(Entries with figure data)

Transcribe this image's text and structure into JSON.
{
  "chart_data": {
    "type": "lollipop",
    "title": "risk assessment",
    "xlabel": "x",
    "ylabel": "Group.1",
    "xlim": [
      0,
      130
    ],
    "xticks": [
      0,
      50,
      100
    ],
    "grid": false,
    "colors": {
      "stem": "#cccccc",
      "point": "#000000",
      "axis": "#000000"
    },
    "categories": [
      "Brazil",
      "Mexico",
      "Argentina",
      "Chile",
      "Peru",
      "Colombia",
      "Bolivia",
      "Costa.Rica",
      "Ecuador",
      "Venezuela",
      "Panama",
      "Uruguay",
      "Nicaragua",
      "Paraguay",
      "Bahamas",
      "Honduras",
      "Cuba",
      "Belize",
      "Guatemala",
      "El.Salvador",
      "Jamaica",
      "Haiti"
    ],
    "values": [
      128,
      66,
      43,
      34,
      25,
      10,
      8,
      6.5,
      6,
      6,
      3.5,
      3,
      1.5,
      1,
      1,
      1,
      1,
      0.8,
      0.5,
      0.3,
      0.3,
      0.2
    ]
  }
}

## What you need to do
Return what is listed above, exactly and completely.

## Solution to this task
Transcribe this image's text and structure into JSON.
{
  "chart_data": {
    "type": "lollipop",
    "title": "risk assessment",
    "xlabel": "x",
    "ylabel": "Group.1",
    "xlim": [
      0,
      130
    ],
    "xticks": [
      0,
      50,
      100
    ],
    "grid": false,
    "colors": {
      "stem": "#cccccc",
      "point": "#000000",
      "axis": "#000000"
    },
    "categories": [
      "Brazil",
      "Mexico",
      "Argentina",
      "Chile",
      "Peru",
      "Colombia",
      "Bolivia",
      "Costa.Rica",
      "Ecuador",
      "Venezuela",
      "Panama",
      "Uruguay",
      "Nicaragua",
      "Paraguay",
      "Bahamas",
      "Honduras",
      "Cuba",
      "Belize",
      "Guatemala",
      "El.Salvador",
      "Jamaica",
      "Haiti"
    ],
    "values": [
      128,
      66,
      43,
      34,
      25,
      10,
      8,
      6.5,
      6,
      6,
      3.5,
      3,
      1.5,
      1,
      1,
      1,
      1,
      0.8,
      0.5,
      0.3,
      0.3,
      0.2
    ]
  }
}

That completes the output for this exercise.